▶ _Do this_: Leave out the pictures and copy everything else below exactly.

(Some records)
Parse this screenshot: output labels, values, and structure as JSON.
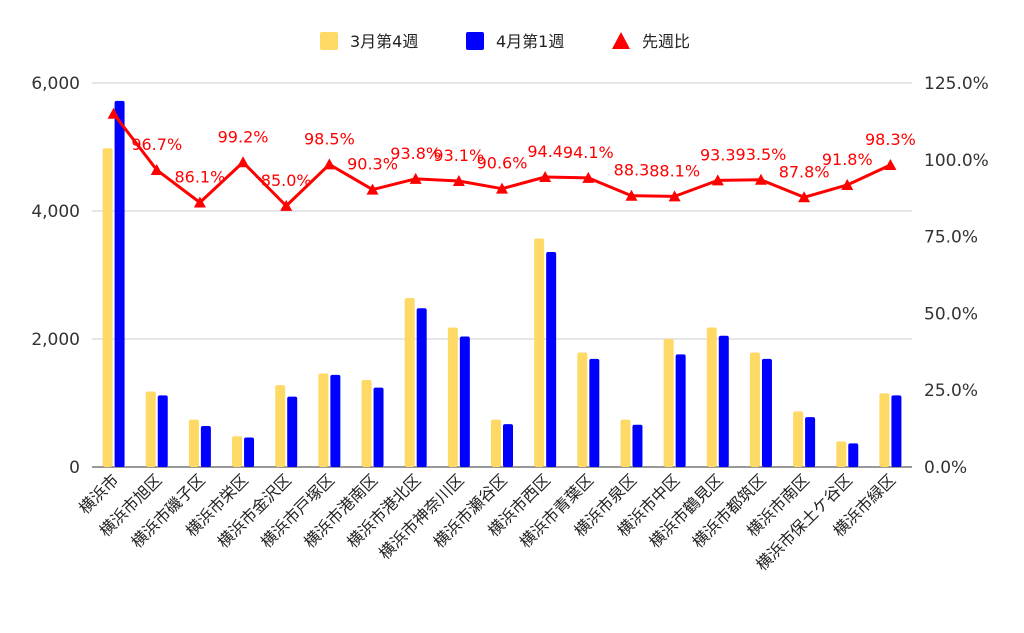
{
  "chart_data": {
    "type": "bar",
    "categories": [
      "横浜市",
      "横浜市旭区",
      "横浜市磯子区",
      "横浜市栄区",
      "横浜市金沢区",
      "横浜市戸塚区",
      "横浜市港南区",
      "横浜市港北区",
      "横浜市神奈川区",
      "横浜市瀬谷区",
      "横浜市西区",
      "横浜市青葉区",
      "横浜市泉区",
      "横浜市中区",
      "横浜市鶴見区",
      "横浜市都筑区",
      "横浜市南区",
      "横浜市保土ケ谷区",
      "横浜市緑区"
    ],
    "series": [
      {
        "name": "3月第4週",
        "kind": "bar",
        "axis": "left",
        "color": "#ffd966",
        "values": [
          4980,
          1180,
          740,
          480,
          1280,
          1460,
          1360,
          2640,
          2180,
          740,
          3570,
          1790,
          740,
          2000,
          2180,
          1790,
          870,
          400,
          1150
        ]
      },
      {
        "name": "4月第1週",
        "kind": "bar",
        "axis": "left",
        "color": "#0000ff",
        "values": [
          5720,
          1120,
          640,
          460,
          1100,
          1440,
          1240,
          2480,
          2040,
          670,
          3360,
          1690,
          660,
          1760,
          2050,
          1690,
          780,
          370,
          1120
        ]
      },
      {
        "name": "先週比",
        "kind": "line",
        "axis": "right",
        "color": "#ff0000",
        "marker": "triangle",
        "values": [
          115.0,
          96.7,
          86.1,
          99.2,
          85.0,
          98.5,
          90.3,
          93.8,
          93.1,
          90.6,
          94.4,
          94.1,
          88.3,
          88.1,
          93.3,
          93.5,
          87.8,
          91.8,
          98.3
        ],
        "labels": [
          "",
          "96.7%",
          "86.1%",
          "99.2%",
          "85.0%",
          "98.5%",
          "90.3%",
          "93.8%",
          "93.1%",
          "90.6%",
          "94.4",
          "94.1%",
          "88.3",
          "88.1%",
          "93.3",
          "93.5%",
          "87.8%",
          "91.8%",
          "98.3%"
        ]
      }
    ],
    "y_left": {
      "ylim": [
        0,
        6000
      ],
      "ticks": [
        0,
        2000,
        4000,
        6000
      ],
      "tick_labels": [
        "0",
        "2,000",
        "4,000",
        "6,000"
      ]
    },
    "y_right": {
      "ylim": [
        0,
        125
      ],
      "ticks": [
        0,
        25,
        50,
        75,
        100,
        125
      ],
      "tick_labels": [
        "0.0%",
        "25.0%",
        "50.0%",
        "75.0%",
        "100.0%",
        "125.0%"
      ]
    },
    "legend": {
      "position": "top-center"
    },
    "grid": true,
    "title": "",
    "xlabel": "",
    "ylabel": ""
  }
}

▶ _Solved problem_:
Parse this screenshot: output labels, values, and structure as JSON.
{
  "chart_data": {
    "type": "bar",
    "categories": [
      "横浜市",
      "横浜市旭区",
      "横浜市磯子区",
      "横浜市栄区",
      "横浜市金沢区",
      "横浜市戸塚区",
      "横浜市港南区",
      "横浜市港北区",
      "横浜市神奈川区",
      "横浜市瀬谷区",
      "横浜市西区",
      "横浜市青葉区",
      "横浜市泉区",
      "横浜市中区",
      "横浜市鶴見区",
      "横浜市都筑区",
      "横浜市南区",
      "横浜市保土ケ谷区",
      "横浜市緑区"
    ],
    "series": [
      {
        "name": "3月第4週",
        "kind": "bar",
        "axis": "left",
        "color": "#ffd966",
        "values": [
          4980,
          1180,
          740,
          480,
          1280,
          1460,
          1360,
          2640,
          2180,
          740,
          3570,
          1790,
          740,
          2000,
          2180,
          1790,
          870,
          400,
          1150
        ]
      },
      {
        "name": "4月第1週",
        "kind": "bar",
        "axis": "left",
        "color": "#0000ff",
        "values": [
          5720,
          1120,
          640,
          460,
          1100,
          1440,
          1240,
          2480,
          2040,
          670,
          3360,
          1690,
          660,
          1760,
          2050,
          1690,
          780,
          370,
          1120
        ]
      },
      {
        "name": "先週比",
        "kind": "line",
        "axis": "right",
        "color": "#ff0000",
        "marker": "triangle",
        "values": [
          115.0,
          96.7,
          86.1,
          99.2,
          85.0,
          98.5,
          90.3,
          93.8,
          93.1,
          90.6,
          94.4,
          94.1,
          88.3,
          88.1,
          93.3,
          93.5,
          87.8,
          91.8,
          98.3
        ],
        "labels": [
          "",
          "96.7%",
          "86.1%",
          "99.2%",
          "85.0%",
          "98.5%",
          "90.3%",
          "93.8%",
          "93.1%",
          "90.6%",
          "94.4",
          "94.1%",
          "88.3",
          "88.1%",
          "93.3",
          "93.5%",
          "87.8%",
          "91.8%",
          "98.3%"
        ]
      }
    ],
    "y_left": {
      "ylim": [
        0,
        6000
      ],
      "ticks": [
        0,
        2000,
        4000,
        6000
      ],
      "tick_labels": [
        "0",
        "2,000",
        "4,000",
        "6,000"
      ]
    },
    "y_right": {
      "ylim": [
        0,
        125
      ],
      "ticks": [
        0,
        25,
        50,
        75,
        100,
        125
      ],
      "tick_labels": [
        "0.0%",
        "25.0%",
        "50.0%",
        "75.0%",
        "100.0%",
        "125.0%"
      ]
    },
    "legend": {
      "position": "top-center"
    },
    "grid": true,
    "title": "",
    "xlabel": "",
    "ylabel": ""
  }
}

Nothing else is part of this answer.